_Required task_
State the number of lines where "Transcribe" appears. Add nothing else.

===== Data records

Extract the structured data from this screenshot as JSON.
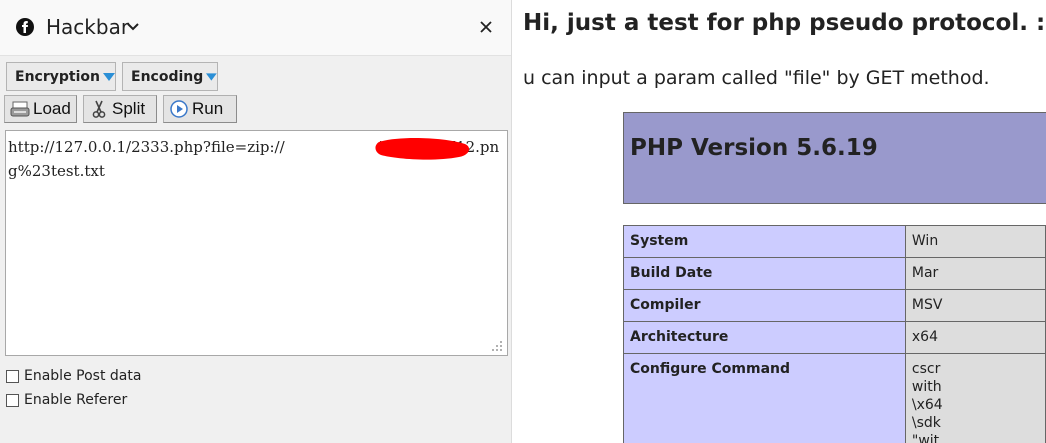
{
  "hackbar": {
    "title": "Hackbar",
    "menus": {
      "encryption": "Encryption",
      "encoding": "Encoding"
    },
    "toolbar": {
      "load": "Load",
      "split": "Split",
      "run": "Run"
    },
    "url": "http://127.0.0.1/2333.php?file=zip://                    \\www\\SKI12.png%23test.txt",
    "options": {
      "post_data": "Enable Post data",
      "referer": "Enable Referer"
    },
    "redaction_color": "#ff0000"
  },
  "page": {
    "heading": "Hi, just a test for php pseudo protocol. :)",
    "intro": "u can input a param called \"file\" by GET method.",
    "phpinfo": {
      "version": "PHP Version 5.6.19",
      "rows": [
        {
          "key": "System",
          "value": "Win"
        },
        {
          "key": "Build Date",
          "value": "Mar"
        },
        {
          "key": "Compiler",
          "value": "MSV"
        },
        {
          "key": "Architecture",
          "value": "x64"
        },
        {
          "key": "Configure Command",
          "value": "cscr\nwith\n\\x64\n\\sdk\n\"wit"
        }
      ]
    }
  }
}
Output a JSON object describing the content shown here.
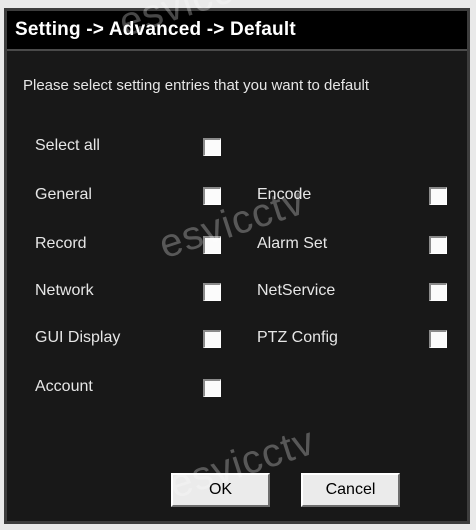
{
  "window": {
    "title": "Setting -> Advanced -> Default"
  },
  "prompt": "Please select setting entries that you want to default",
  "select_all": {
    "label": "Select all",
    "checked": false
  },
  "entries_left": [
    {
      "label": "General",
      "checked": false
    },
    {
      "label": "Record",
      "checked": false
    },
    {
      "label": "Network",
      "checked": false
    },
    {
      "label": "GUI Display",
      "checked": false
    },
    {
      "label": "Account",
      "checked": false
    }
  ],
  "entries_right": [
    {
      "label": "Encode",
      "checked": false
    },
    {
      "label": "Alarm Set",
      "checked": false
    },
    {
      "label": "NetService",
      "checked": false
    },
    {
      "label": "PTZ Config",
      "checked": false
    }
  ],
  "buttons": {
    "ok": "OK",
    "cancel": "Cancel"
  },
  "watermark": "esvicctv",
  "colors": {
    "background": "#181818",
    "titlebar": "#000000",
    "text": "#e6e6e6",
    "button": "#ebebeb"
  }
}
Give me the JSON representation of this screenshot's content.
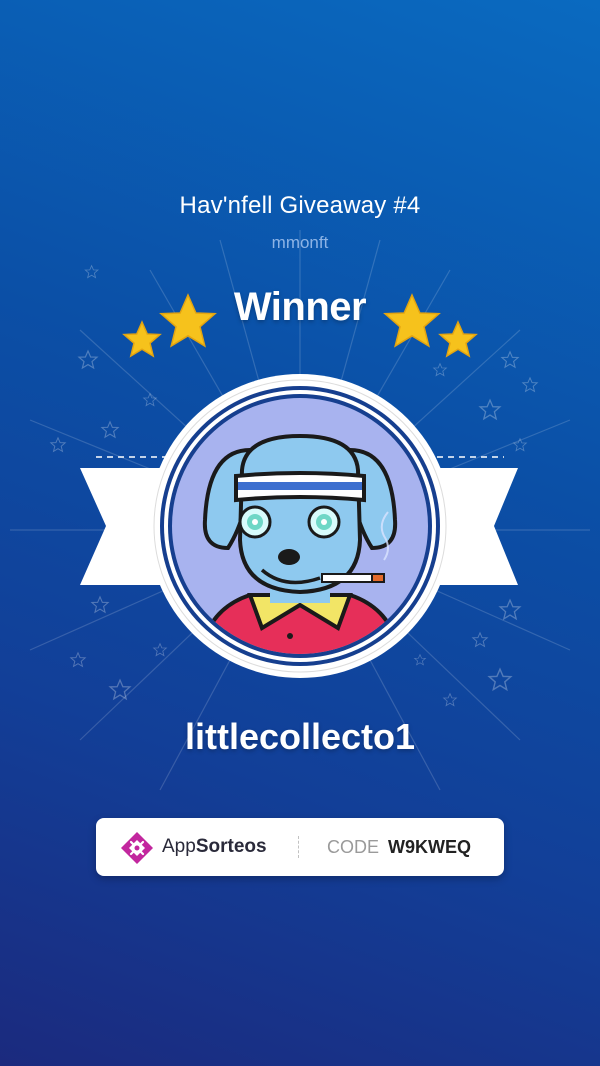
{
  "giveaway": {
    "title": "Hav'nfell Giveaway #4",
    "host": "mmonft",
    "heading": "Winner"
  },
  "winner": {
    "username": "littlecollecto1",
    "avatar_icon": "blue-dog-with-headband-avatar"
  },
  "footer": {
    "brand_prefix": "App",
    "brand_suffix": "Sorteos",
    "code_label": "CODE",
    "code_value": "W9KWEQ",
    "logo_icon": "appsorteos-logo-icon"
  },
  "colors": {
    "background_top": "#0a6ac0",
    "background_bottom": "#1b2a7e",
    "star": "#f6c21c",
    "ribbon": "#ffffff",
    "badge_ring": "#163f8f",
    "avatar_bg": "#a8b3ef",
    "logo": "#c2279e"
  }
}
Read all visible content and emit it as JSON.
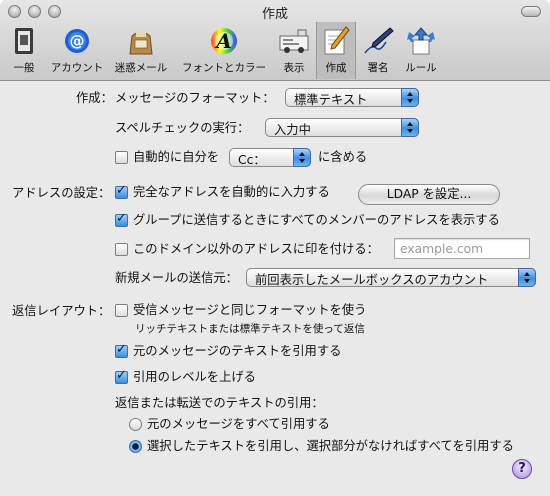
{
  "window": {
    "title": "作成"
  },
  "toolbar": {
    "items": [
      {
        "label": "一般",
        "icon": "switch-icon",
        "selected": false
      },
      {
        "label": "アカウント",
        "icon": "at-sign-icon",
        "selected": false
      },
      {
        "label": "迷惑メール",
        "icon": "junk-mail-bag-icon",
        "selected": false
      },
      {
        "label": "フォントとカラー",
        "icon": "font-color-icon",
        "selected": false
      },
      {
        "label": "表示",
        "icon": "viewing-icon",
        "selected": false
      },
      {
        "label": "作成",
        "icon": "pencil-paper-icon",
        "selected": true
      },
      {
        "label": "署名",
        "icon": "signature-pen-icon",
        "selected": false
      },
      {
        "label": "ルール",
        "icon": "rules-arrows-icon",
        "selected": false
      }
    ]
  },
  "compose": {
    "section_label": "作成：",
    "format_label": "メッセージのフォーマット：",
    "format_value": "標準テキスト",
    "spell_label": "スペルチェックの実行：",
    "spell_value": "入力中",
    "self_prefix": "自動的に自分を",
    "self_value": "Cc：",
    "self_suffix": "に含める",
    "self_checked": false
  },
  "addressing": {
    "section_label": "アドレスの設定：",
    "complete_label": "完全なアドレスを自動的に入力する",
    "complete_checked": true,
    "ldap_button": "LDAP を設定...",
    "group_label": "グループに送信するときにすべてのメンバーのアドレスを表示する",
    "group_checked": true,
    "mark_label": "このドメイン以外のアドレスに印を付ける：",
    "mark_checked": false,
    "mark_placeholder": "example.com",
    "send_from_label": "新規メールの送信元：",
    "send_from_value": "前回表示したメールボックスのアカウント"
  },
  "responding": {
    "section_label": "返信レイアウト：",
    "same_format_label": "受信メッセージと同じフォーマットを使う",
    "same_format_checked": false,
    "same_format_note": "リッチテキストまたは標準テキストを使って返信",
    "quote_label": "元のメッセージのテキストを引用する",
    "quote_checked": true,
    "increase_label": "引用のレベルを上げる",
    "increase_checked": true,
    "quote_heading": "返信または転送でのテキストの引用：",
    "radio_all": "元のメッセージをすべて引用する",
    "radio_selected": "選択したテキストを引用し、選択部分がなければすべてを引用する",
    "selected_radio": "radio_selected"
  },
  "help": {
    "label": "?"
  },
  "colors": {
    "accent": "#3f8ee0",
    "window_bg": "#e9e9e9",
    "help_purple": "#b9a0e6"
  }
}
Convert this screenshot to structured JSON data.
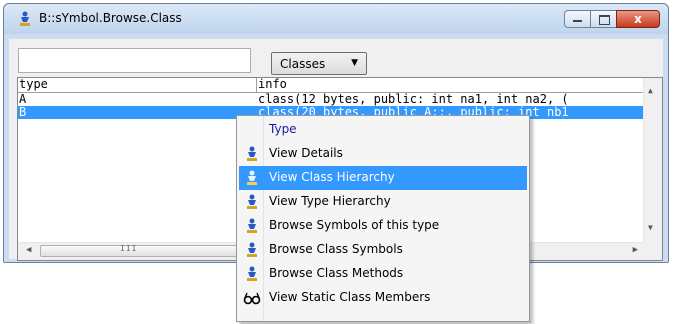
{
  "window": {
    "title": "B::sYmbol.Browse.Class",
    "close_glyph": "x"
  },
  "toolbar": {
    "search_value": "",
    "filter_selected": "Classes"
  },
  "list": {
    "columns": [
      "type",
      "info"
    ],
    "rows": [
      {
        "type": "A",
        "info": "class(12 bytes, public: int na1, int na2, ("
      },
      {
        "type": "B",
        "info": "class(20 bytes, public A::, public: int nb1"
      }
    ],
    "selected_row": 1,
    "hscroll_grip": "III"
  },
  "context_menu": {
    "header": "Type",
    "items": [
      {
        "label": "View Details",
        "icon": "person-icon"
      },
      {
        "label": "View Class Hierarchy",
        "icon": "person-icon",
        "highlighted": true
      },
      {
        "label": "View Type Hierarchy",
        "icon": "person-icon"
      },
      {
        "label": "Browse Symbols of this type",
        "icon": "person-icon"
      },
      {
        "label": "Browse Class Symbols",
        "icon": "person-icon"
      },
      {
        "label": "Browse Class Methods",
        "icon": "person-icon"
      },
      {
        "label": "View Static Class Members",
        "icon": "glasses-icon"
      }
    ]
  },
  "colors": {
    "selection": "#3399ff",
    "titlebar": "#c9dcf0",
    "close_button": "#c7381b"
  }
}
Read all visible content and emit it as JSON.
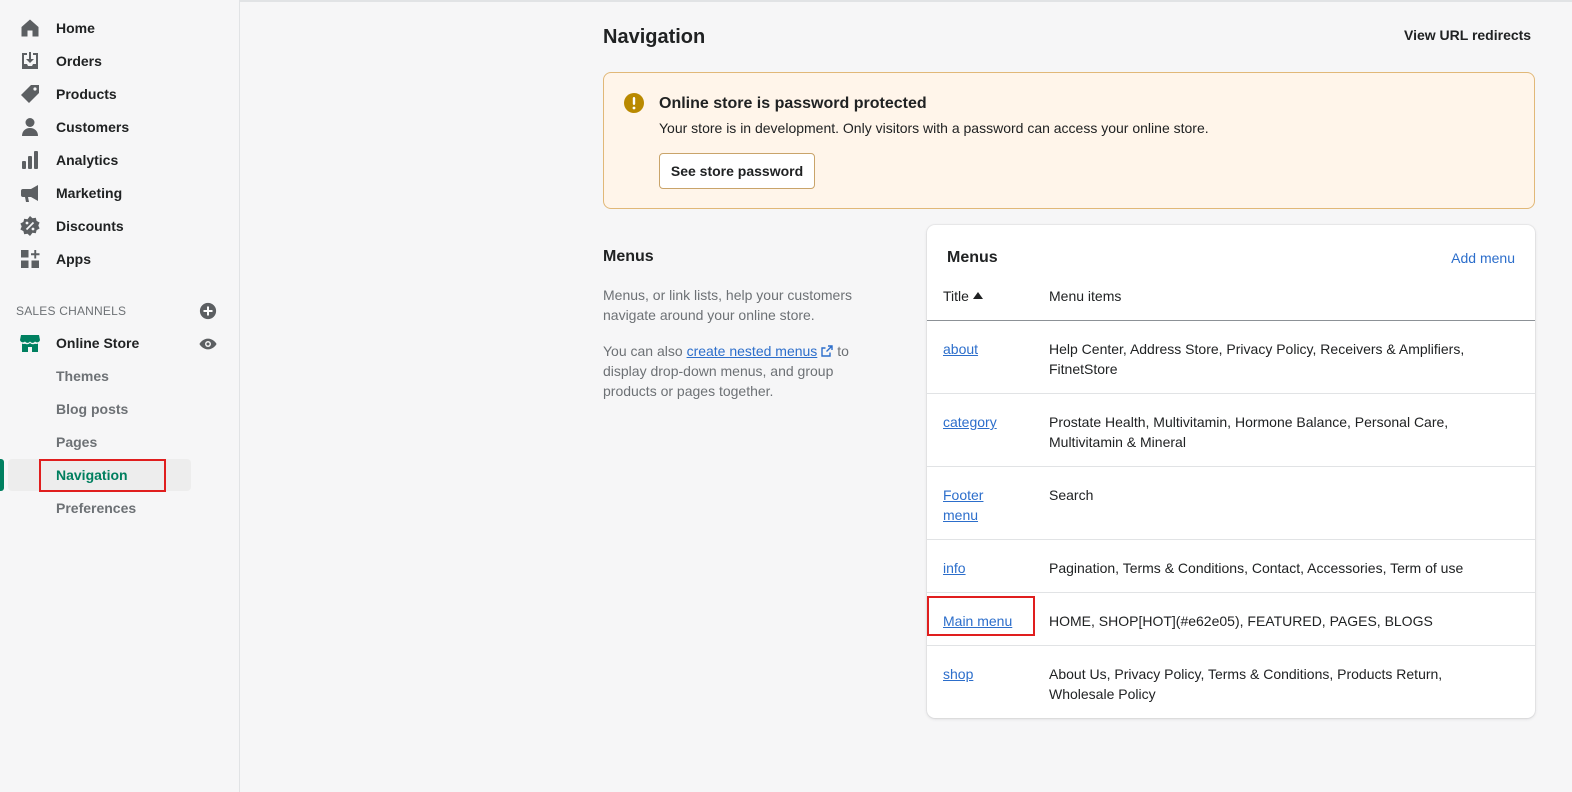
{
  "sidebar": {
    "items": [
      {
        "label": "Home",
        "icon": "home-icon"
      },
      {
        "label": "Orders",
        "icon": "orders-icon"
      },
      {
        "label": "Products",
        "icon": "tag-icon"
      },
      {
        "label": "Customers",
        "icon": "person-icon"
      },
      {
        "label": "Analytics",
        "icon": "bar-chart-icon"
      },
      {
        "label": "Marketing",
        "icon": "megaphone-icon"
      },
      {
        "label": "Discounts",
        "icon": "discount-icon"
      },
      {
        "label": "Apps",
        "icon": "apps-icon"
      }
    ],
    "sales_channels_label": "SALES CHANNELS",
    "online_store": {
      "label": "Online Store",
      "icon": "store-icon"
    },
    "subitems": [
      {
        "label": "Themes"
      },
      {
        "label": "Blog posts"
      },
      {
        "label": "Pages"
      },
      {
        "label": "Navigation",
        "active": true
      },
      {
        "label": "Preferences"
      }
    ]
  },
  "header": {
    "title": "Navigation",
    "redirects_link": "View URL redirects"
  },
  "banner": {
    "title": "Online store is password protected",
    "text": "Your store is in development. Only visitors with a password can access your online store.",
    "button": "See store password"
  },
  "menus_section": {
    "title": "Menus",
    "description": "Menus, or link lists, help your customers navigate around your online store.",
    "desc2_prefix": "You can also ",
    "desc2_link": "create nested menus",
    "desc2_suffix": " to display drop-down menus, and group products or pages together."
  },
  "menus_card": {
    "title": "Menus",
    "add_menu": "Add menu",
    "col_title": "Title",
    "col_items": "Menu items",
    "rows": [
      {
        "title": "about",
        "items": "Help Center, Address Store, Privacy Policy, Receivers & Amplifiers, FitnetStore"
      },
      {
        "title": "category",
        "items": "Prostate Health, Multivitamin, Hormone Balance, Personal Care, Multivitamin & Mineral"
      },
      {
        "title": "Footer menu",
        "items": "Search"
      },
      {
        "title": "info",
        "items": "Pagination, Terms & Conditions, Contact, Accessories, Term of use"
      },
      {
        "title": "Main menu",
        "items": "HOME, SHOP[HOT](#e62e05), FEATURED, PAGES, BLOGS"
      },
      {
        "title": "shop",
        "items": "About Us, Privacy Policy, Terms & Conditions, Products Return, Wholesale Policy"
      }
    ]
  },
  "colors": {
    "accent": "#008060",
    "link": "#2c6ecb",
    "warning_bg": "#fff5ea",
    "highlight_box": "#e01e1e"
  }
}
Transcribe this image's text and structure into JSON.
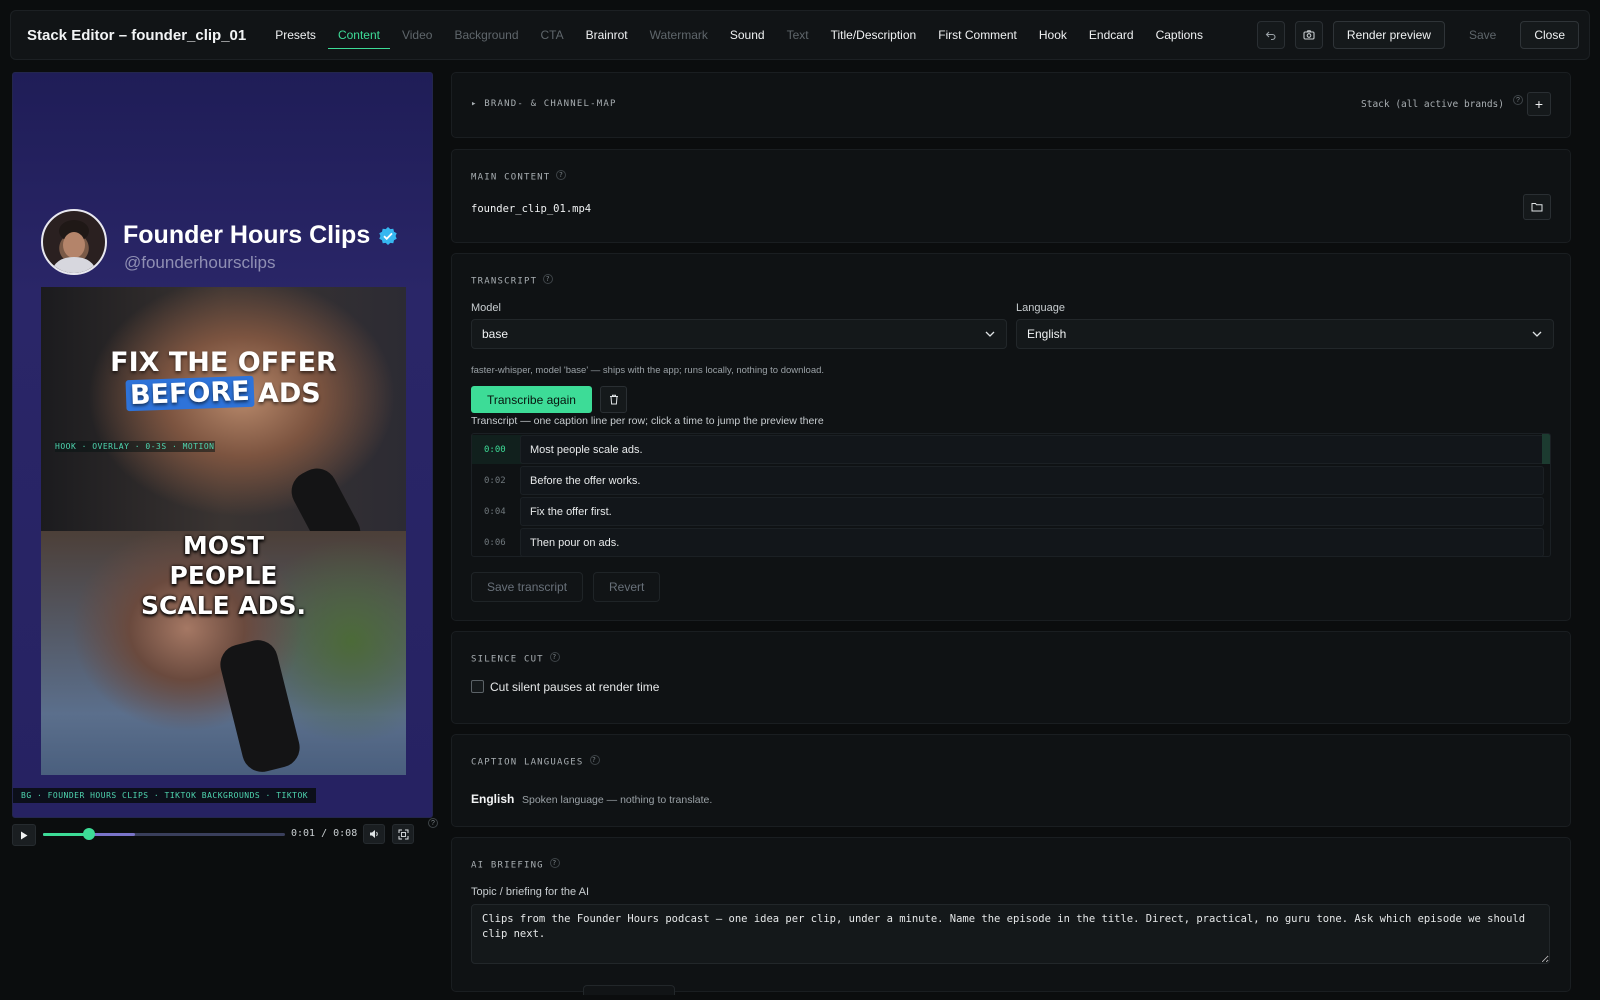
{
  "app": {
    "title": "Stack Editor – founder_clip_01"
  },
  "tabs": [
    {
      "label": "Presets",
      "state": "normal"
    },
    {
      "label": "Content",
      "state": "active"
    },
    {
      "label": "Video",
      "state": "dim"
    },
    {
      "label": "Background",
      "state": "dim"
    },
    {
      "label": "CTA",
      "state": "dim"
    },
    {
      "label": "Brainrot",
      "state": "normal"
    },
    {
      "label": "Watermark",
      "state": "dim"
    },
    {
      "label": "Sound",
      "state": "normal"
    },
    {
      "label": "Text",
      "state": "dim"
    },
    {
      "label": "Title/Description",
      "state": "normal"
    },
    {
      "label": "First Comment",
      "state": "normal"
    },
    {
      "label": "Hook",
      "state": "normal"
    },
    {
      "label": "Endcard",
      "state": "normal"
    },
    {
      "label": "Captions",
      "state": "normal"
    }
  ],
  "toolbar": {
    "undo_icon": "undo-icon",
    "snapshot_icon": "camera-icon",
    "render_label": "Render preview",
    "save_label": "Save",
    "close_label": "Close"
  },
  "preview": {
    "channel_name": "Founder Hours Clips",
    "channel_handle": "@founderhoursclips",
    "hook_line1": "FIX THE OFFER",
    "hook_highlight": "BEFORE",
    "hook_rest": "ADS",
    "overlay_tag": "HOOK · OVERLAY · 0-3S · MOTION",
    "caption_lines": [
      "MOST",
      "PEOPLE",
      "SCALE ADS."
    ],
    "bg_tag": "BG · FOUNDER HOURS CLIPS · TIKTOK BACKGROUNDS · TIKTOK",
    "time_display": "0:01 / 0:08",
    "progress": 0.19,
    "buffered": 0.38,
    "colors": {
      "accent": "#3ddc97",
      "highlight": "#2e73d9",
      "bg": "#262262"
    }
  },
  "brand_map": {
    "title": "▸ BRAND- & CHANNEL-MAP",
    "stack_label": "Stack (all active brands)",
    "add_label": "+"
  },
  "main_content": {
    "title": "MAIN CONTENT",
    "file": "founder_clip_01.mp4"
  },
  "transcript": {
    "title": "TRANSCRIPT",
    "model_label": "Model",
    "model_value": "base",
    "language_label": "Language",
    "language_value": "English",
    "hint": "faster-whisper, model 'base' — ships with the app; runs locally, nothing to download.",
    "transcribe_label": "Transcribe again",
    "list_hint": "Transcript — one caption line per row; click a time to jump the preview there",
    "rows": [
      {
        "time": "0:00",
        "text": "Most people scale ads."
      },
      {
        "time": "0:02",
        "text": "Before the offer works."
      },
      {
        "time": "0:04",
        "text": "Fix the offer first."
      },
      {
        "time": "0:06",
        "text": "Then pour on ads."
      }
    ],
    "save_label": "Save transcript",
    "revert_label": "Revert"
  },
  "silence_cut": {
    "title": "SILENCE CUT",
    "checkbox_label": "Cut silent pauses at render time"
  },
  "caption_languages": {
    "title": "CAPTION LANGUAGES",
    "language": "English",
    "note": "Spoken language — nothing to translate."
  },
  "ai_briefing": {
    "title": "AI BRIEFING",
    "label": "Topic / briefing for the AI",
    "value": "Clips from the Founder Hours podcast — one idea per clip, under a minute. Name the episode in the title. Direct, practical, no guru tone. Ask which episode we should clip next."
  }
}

==========

_Solution to this task_
2